───── Records for processing ─────

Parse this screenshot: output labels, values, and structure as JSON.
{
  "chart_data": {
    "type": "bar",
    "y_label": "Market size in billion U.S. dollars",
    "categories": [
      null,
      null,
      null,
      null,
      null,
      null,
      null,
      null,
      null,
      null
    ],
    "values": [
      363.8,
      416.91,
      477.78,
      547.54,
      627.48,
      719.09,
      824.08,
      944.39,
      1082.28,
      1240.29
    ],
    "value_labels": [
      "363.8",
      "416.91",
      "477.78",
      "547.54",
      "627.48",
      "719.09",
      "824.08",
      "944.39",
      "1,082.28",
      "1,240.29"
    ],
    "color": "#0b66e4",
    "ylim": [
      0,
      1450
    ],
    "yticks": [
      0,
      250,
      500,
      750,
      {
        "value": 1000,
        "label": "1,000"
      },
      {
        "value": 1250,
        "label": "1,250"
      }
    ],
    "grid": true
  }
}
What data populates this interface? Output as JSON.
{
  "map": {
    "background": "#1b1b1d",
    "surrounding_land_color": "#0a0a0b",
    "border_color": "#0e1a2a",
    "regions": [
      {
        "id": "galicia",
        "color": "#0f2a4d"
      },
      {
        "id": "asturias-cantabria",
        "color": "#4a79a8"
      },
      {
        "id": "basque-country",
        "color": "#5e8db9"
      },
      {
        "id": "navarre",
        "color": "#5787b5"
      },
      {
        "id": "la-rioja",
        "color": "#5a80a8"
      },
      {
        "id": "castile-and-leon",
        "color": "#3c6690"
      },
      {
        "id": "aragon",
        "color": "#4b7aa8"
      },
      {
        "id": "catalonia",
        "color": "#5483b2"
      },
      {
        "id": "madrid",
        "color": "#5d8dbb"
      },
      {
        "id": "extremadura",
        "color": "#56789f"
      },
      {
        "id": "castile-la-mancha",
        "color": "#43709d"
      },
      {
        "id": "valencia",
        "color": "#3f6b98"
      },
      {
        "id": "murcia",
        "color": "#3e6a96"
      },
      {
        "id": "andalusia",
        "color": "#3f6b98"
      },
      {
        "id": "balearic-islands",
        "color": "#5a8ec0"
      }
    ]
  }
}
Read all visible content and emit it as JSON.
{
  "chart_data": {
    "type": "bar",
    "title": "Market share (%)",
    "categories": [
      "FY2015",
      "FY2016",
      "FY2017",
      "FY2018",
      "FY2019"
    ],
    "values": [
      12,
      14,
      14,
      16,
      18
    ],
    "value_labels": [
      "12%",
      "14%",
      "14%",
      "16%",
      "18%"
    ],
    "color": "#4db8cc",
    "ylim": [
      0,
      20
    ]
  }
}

─────

» **What is required**
Take every line from the one containing "Read all visible content and emit it as JSON." to the end of the listing and output it exactly, with nothing else.

» **Task response**
Read all visible content and emit it as JSON.
{
  "chart_data": {
    "type": "bar",
    "title": "Market share (%)",
    "categories": [
      "FY2015",
      "FY2016",
      "FY2017",
      "FY2018",
      "FY2019"
    ],
    "values": [
      12,
      14,
      14,
      16,
      18
    ],
    "value_labels": [
      "12%",
      "14%",
      "14%",
      "16%",
      "18%"
    ],
    "color": "#4db8cc",
    "ylim": [
      0,
      20
    ]
  }
}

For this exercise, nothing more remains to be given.